- Data in this exercise
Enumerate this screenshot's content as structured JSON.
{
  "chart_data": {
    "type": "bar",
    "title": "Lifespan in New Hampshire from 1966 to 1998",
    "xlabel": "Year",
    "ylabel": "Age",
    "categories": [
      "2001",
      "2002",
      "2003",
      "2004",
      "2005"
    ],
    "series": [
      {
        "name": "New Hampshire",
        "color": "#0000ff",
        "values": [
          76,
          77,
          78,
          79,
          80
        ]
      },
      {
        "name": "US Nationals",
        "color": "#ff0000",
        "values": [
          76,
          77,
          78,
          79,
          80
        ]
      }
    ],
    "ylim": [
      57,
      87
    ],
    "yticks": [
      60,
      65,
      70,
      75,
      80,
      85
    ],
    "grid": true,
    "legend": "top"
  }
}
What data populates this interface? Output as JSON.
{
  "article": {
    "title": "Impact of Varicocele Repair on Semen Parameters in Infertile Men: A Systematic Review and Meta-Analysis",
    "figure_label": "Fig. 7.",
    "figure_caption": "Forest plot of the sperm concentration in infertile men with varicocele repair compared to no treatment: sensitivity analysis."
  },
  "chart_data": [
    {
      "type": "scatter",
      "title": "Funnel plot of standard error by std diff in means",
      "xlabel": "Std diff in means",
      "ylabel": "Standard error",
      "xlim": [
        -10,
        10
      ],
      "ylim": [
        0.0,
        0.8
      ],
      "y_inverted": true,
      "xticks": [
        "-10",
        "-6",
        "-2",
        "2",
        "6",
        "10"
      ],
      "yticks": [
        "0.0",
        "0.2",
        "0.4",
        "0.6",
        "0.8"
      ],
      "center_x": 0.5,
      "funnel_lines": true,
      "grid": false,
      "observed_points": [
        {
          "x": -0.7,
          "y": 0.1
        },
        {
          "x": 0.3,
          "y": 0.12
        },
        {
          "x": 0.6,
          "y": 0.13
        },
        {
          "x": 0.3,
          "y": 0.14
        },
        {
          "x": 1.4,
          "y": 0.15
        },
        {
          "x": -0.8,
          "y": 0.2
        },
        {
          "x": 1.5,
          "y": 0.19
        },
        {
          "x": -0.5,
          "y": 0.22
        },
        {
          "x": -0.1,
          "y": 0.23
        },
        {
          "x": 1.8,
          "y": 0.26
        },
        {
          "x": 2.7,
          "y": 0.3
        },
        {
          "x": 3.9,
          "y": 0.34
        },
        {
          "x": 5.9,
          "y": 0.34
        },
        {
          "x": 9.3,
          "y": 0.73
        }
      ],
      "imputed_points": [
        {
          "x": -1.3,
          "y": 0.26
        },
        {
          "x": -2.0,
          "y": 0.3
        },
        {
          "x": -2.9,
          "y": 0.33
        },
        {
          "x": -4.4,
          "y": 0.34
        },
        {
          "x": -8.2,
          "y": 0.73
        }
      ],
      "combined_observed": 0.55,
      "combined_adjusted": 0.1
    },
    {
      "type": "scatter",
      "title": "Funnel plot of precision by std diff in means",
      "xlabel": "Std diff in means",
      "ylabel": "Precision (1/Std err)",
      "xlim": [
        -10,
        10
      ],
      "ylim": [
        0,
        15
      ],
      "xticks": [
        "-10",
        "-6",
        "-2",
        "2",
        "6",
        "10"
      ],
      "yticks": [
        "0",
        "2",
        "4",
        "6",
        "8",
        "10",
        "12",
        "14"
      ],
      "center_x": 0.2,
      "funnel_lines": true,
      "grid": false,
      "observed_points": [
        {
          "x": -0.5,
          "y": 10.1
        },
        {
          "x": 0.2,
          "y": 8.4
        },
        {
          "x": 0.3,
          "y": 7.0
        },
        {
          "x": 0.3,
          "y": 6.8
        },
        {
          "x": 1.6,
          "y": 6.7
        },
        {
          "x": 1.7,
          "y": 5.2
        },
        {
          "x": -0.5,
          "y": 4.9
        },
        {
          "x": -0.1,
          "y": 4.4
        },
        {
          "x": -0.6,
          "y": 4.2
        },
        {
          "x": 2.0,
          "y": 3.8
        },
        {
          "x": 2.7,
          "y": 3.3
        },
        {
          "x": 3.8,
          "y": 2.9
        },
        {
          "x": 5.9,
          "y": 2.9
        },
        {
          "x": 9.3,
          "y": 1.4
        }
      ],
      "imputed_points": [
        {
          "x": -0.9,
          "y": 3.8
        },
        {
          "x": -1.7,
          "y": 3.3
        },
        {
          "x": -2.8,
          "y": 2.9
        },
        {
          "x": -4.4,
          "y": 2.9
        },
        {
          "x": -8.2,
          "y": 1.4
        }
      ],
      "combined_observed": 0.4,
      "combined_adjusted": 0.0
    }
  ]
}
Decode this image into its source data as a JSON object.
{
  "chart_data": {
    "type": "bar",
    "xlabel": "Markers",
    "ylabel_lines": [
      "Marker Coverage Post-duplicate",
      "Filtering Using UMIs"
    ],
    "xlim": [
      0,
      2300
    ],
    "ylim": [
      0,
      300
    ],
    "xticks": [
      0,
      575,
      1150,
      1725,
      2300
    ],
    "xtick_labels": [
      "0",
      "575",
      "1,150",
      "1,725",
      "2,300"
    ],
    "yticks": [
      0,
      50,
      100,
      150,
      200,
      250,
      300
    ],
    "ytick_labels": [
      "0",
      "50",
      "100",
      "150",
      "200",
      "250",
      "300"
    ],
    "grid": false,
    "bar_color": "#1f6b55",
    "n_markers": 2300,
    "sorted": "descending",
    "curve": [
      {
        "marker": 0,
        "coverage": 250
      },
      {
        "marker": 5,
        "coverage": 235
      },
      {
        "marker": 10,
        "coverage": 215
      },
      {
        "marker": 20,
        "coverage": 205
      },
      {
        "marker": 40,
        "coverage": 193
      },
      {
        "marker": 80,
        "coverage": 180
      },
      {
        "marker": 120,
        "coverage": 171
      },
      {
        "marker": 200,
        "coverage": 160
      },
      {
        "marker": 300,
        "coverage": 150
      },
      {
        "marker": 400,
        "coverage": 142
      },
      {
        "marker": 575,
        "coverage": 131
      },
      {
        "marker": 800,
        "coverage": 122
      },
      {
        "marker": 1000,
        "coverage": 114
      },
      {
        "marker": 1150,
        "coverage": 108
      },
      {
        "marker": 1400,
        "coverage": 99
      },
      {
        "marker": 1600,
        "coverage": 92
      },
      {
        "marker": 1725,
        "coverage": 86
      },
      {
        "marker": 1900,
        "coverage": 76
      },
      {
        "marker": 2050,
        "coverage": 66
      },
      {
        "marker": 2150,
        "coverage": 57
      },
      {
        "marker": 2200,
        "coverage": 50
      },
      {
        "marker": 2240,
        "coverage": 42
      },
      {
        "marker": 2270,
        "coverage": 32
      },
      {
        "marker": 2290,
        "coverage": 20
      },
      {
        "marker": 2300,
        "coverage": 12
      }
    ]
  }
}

- The exercise
Repeat each of the entries above precisely as given.

- The reply
Enumerate this screenshot's content as structured JSON.
{
  "chart_data": {
    "type": "bar",
    "title": "Lifespan in New Hampshire from 1966 to 1998",
    "xlabel": "Year",
    "ylabel": "Age",
    "categories": [
      "2001",
      "2002",
      "2003",
      "2004",
      "2005"
    ],
    "series": [
      {
        "name": "New Hampshire",
        "color": "#0000ff",
        "values": [
          76,
          77,
          78,
          79,
          80
        ]
      },
      {
        "name": "US Nationals",
        "color": "#ff0000",
        "values": [
          76,
          77,
          78,
          79,
          80
        ]
      }
    ],
    "ylim": [
      57,
      87
    ],
    "yticks": [
      60,
      65,
      70,
      75,
      80,
      85
    ],
    "grid": true,
    "legend": "top"
  }
}
What data populates this interface? Output as JSON.
{
  "article": {
    "title": "Impact of Varicocele Repair on Semen Parameters in Infertile Men: A Systematic Review and Meta-Analysis",
    "figure_label": "Fig. 7.",
    "figure_caption": "Forest plot of the sperm concentration in infertile men with varicocele repair compared to no treatment: sensitivity analysis."
  },
  "chart_data": [
    {
      "type": "scatter",
      "title": "Funnel plot of standard error by std diff in means",
      "xlabel": "Std diff in means",
      "ylabel": "Standard error",
      "xlim": [
        -10,
        10
      ],
      "ylim": [
        0.0,
        0.8
      ],
      "y_inverted": true,
      "xticks": [
        "-10",
        "-6",
        "-2",
        "2",
        "6",
        "10"
      ],
      "yticks": [
        "0.0",
        "0.2",
        "0.4",
        "0.6",
        "0.8"
      ],
      "center_x": 0.5,
      "funnel_lines": true,
      "grid": false,
      "observed_points": [
        {
          "x": -0.7,
          "y": 0.1
        },
        {
          "x": 0.3,
          "y": 0.12
        },
        {
          "x": 0.6,
          "y": 0.13
        },
        {
          "x": 0.3,
          "y": 0.14
        },
        {
          "x": 1.4,
          "y": 0.15
        },
        {
          "x": -0.8,
          "y": 0.2
        },
        {
          "x": 1.5,
          "y": 0.19
        },
        {
          "x": -0.5,
          "y": 0.22
        },
        {
          "x": -0.1,
          "y": 0.23
        },
        {
          "x": 1.8,
          "y": 0.26
        },
        {
          "x": 2.7,
          "y": 0.3
        },
        {
          "x": 3.9,
          "y": 0.34
        },
        {
          "x": 5.9,
          "y": 0.34
        },
        {
          "x": 9.3,
          "y": 0.73
        }
      ],
      "imputed_points": [
        {
          "x": -1.3,
          "y": 0.26
        },
        {
          "x": -2.0,
          "y": 0.3
        },
        {
          "x": -2.9,
          "y": 0.33
        },
        {
          "x": -4.4,
          "y": 0.34
        },
        {
          "x": -8.2,
          "y": 0.73
        }
      ],
      "combined_observed": 0.55,
      "combined_adjusted": 0.1
    },
    {
      "type": "scatter",
      "title": "Funnel plot of precision by std diff in means",
      "xlabel": "Std diff in means",
      "ylabel": "Precision (1/Std err)",
      "xlim": [
        -10,
        10
      ],
      "ylim": [
        0,
        15
      ],
      "xticks": [
        "-10",
        "-6",
        "-2",
        "2",
        "6",
        "10"
      ],
      "yticks": [
        "0",
        "2",
        "4",
        "6",
        "8",
        "10",
        "12",
        "14"
      ],
      "center_x": 0.2,
      "funnel_lines": true,
      "grid": false,
      "observed_points": [
        {
          "x": -0.5,
          "y": 10.1
        },
        {
          "x": 0.2,
          "y": 8.4
        },
        {
          "x": 0.3,
          "y": 7.0
        },
        {
          "x": 0.3,
          "y": 6.8
        },
        {
          "x": 1.6,
          "y": 6.7
        },
        {
          "x": 1.7,
          "y": 5.2
        },
        {
          "x": -0.5,
          "y": 4.9
        },
        {
          "x": -0.1,
          "y": 4.4
        },
        {
          "x": -0.6,
          "y": 4.2
        },
        {
          "x": 2.0,
          "y": 3.8
        },
        {
          "x": 2.7,
          "y": 3.3
        },
        {
          "x": 3.8,
          "y": 2.9
        },
        {
          "x": 5.9,
          "y": 2.9
        },
        {
          "x": 9.3,
          "y": 1.4
        }
      ],
      "imputed_points": [
        {
          "x": -0.9,
          "y": 3.8
        },
        {
          "x": -1.7,
          "y": 3.3
        },
        {
          "x": -2.8,
          "y": 2.9
        },
        {
          "x": -4.4,
          "y": 2.9
        },
        {
          "x": -8.2,
          "y": 1.4
        }
      ],
      "combined_observed": 0.4,
      "combined_adjusted": 0.0
    }
  ]
}
Decode this image into its source data as a JSON object.
{
  "chart_data": {
    "type": "bar",
    "xlabel": "Markers",
    "ylabel_lines": [
      "Marker Coverage Post-duplicate",
      "Filtering Using UMIs"
    ],
    "xlim": [
      0,
      2300
    ],
    "ylim": [
      0,
      300
    ],
    "xticks": [
      0,
      575,
      1150,
      1725,
      2300
    ],
    "xtick_labels": [
      "0",
      "575",
      "1,150",
      "1,725",
      "2,300"
    ],
    "yticks": [
      0,
      50,
      100,
      150,
      200,
      250,
      300
    ],
    "ytick_labels": [
      "0",
      "50",
      "100",
      "150",
      "200",
      "250",
      "300"
    ],
    "grid": false,
    "bar_color": "#1f6b55",
    "n_markers": 2300,
    "sorted": "descending",
    "curve": [
      {
        "marker": 0,
        "coverage": 250
      },
      {
        "marker": 5,
        "coverage": 235
      },
      {
        "marker": 10,
        "coverage": 215
      },
      {
        "marker": 20,
        "coverage": 205
      },
      {
        "marker": 40,
        "coverage": 193
      },
      {
        "marker": 80,
        "coverage": 180
      },
      {
        "marker": 120,
        "coverage": 171
      },
      {
        "marker": 200,
        "coverage": 160
      },
      {
        "marker": 300,
        "coverage": 150
      },
      {
        "marker": 400,
        "coverage": 142
      },
      {
        "marker": 575,
        "coverage": 131
      },
      {
        "marker": 800,
        "coverage": 122
      },
      {
        "marker": 1000,
        "coverage": 114
      },
      {
        "marker": 1150,
        "coverage": 108
      },
      {
        "marker": 1400,
        "coverage": 99
      },
      {
        "marker": 1600,
        "coverage": 92
      },
      {
        "marker": 1725,
        "coverage": 86
      },
      {
        "marker": 1900,
        "coverage": 76
      },
      {
        "marker": 2050,
        "coverage": 66
      },
      {
        "marker": 2150,
        "coverage": 57
      },
      {
        "marker": 2200,
        "coverage": 50
      },
      {
        "marker": 2240,
        "coverage": 42
      },
      {
        "marker": 2270,
        "coverage": 32
      },
      {
        "marker": 2290,
        "coverage": 20
      },
      {
        "marker": 2300,
        "coverage": 12
      }
    ]
  }
}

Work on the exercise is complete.